FICTION:IGNORE THE STRANGE, somewhat bizarre title; this is an intriguingly impressionistic, lyrical little work, one in which known, as well as less widely known, facts are presented within Goffette's imaginative, subtle meditation of an artist's life.
The subject is French painter Pierre Bonnard (1867-1947). A quiet, unassuming character who believed in beauty as a sacred entity - be it that of a flower, the morning sky, sunlight on a path, or a woman at her toilette, the "mercurial and eccentric" Bonnard emerges as sympathetic, almost romantic. Goffette has written a portrait of an artist which gently and perceptively attempts to enter Bonnard's world without presuming to be intrusively definitive.
Throughout the narrative, which consists of self-contained, near dream-like sequences, Goffette defies conventional biography, defining an artist's response to the world as the way in which he perceives it. At times he uses Bonnard's own words. Although a quiet, even tentative individual, Bonnard knew from an early age that freedom was his goal: "more than anything I wanted to escape the monotony of life."

■ Data excerpts:
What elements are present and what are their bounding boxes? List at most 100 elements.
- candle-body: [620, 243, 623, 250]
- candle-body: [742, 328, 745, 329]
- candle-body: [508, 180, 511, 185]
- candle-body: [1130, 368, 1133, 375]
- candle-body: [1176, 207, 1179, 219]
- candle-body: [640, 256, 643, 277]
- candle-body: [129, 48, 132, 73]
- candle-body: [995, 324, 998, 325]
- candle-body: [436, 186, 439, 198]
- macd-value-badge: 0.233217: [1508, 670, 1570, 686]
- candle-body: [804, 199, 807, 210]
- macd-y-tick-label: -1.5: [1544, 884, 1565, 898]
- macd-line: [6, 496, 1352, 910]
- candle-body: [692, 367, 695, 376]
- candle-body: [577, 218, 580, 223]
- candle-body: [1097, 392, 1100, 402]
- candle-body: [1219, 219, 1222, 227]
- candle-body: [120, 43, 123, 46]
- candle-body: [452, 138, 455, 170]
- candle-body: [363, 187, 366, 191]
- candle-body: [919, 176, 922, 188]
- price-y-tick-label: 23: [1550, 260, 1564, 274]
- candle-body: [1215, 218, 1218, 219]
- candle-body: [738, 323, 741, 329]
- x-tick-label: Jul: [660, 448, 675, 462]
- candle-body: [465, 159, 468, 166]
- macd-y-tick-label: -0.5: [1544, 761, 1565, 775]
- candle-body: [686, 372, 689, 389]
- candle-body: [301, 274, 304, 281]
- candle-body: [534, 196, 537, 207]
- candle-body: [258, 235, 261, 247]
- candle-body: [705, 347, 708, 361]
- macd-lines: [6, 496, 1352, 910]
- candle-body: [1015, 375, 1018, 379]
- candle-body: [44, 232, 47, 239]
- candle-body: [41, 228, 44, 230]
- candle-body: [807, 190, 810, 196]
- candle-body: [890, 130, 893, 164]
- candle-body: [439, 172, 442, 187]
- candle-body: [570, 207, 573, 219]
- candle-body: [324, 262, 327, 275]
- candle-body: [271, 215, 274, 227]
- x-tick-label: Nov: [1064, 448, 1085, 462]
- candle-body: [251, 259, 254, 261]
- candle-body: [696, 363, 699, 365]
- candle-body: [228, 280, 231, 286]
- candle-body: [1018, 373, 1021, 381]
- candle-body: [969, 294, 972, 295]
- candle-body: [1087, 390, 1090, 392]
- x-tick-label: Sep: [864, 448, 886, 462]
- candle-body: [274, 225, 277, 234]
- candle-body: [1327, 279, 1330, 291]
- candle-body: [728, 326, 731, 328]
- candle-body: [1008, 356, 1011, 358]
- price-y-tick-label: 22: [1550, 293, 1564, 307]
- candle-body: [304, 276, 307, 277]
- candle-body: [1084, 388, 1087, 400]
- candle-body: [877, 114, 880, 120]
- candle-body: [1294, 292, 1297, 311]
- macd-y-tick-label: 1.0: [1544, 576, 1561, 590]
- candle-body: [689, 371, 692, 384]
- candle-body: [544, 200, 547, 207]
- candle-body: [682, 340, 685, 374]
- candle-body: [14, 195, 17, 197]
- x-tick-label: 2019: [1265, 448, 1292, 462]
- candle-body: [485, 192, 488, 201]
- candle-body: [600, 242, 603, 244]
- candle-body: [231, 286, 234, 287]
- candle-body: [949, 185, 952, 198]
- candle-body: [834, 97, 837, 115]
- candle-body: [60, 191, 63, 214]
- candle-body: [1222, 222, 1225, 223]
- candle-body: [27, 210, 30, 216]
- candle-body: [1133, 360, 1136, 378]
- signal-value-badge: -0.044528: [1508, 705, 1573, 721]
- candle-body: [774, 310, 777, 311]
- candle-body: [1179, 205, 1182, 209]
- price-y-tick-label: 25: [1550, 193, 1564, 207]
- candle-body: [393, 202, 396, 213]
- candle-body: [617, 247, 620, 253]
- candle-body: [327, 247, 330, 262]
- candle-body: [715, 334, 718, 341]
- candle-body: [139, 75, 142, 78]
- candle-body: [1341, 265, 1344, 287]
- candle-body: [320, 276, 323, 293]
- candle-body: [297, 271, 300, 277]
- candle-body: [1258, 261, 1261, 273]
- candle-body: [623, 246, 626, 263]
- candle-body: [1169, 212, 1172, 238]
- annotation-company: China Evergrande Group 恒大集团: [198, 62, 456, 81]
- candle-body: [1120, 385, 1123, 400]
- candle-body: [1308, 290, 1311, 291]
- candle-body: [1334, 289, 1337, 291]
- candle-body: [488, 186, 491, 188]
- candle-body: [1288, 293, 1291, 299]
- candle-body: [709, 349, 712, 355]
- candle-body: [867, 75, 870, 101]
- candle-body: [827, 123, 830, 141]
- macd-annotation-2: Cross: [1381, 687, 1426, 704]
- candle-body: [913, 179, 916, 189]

■ Task instructions:
A – In the Bonnard review, what did Bonnard know from an early age that he wanted as his goal?
B – Reproduce the passage of the Bonnard review from "FICTION:IGNORE THE STRANGE, somewhat" to "an artist's life.".

■ Solutions per task:
A – Freedom.

B –
FICTION:IGNORE THE STRANGE, somewhat bizarre title; this is an intriguingly impressionistic, lyrical little work, one in which known, as well as less widely known, facts are presented within Goffette's imaginative, subtle meditation of an artist's life.